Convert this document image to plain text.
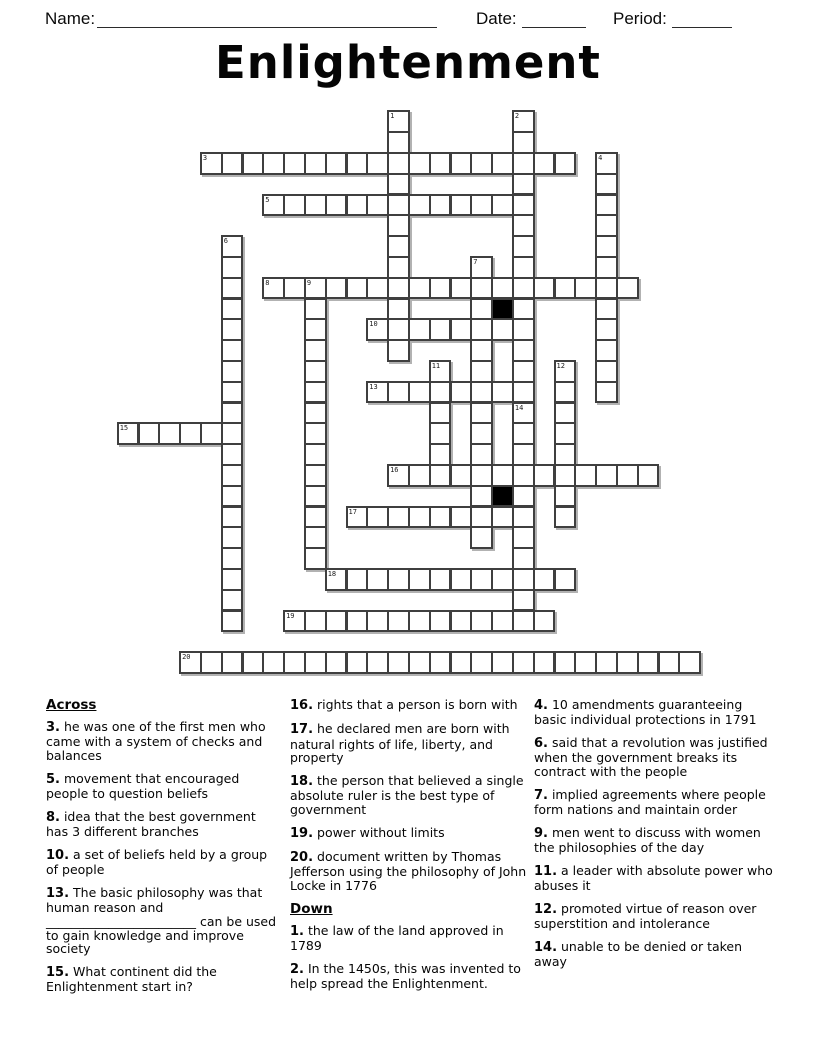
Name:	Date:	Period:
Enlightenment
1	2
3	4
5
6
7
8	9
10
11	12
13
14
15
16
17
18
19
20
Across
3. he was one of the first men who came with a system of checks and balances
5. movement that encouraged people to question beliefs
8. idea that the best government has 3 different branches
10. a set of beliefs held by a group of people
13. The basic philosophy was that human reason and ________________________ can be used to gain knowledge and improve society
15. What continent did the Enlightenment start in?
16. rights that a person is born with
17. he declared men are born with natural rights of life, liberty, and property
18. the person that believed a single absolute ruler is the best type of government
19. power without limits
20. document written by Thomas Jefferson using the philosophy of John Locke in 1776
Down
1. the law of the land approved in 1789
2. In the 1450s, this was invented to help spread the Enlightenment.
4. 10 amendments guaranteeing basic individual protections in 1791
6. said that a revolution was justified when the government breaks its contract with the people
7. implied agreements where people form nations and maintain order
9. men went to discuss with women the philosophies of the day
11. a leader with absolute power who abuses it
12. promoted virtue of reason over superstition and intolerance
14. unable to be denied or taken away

================

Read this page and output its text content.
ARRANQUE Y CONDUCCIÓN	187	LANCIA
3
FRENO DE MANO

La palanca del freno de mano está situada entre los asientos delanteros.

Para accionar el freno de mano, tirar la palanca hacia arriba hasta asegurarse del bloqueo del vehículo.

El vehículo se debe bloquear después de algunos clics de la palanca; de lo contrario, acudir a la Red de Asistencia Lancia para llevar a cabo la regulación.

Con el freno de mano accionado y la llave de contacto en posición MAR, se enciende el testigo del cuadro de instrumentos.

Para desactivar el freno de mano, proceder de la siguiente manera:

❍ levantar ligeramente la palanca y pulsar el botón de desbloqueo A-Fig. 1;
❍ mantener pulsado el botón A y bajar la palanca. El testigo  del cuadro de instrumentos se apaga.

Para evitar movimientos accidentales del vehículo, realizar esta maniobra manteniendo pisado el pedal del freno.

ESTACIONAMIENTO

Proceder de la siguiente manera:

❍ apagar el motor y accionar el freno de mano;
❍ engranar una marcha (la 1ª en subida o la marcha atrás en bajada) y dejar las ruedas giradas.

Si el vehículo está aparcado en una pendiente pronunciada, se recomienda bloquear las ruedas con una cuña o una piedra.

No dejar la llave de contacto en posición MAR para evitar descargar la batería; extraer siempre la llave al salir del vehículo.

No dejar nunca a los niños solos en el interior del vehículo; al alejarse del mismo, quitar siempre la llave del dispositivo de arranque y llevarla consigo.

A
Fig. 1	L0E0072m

================

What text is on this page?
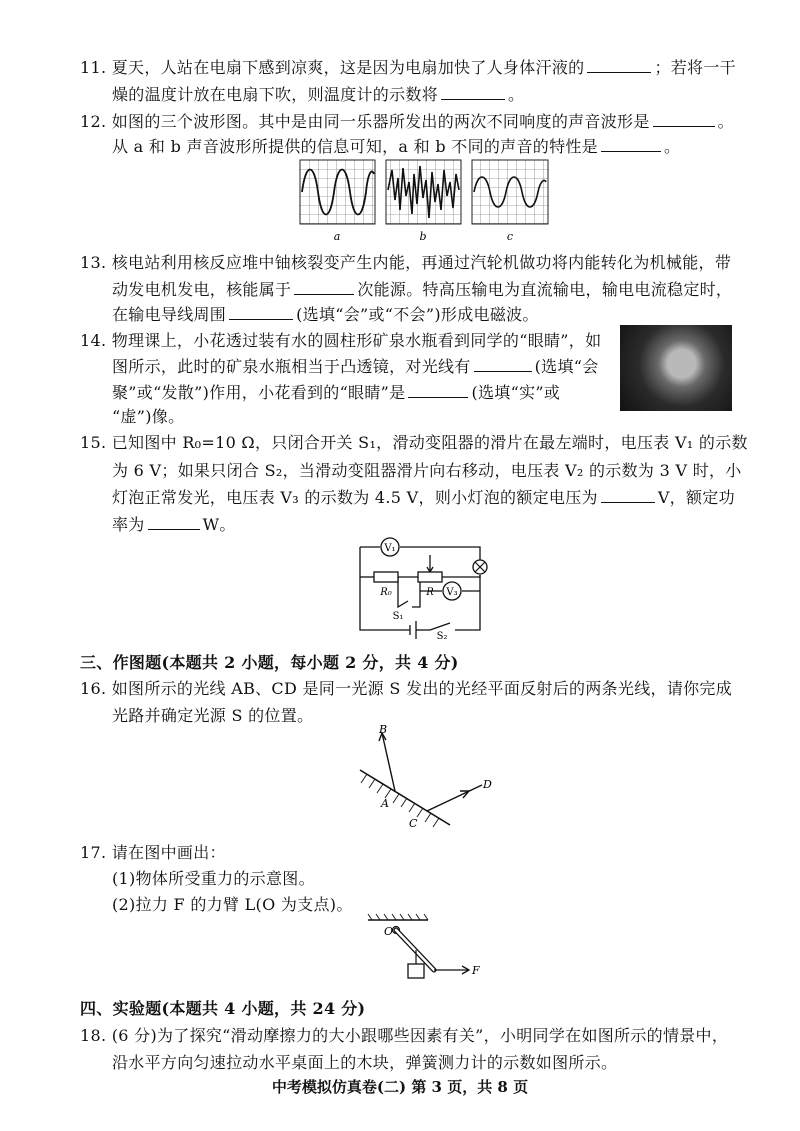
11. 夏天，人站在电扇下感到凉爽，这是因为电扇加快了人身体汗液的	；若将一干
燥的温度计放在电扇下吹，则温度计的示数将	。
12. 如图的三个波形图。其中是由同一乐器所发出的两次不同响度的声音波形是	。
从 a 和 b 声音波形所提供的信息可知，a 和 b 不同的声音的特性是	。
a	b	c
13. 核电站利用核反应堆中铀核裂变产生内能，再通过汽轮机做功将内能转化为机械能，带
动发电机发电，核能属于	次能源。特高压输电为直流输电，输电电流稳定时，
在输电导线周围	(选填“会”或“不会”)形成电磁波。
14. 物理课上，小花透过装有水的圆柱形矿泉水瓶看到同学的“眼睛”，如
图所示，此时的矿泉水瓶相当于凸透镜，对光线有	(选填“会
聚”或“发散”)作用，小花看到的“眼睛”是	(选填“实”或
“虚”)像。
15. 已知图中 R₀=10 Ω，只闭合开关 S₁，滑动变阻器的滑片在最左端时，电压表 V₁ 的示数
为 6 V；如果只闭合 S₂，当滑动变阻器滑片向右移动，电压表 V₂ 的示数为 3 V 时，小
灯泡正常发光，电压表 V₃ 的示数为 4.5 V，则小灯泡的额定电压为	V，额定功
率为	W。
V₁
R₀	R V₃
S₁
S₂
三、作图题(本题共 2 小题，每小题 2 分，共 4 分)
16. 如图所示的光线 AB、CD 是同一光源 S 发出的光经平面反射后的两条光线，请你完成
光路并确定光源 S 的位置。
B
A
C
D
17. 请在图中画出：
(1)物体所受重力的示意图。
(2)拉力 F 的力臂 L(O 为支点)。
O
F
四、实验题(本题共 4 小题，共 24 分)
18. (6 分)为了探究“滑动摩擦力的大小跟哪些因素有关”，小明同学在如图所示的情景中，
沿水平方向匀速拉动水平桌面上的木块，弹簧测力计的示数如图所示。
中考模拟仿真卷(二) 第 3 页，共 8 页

================

_Exercise task_.
Pick out and copy the lines of the material that include the word "best".

_Result for this task_.
8. idea that the best government has 3 different branches
18. the person that believed a single absolute ruler is the best type of government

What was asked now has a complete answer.